[Some records]
________________________________________

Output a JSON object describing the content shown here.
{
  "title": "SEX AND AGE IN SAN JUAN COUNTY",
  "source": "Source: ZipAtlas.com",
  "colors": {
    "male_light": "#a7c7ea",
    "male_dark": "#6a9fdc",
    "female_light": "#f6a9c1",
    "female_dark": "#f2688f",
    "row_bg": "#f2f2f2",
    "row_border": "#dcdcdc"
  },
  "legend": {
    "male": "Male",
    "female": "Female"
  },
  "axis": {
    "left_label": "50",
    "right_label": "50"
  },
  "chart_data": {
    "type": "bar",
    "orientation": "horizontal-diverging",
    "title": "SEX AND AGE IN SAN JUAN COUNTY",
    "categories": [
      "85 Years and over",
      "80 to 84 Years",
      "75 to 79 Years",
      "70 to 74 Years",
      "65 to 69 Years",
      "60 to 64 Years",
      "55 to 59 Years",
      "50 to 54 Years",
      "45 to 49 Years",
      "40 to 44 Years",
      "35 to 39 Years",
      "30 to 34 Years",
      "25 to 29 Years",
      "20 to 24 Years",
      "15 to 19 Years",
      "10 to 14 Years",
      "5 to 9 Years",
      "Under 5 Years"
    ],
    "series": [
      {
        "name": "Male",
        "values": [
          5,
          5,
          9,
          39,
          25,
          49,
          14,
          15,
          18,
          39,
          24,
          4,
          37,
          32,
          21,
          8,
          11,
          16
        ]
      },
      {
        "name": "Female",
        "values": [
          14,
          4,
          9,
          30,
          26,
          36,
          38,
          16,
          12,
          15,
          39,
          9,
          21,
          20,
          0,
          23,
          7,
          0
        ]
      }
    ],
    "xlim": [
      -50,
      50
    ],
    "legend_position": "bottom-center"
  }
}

________________________________________

Exercise =>
Find how many lines in the records contain the string "title", then give the number alone.

Written solution =>
2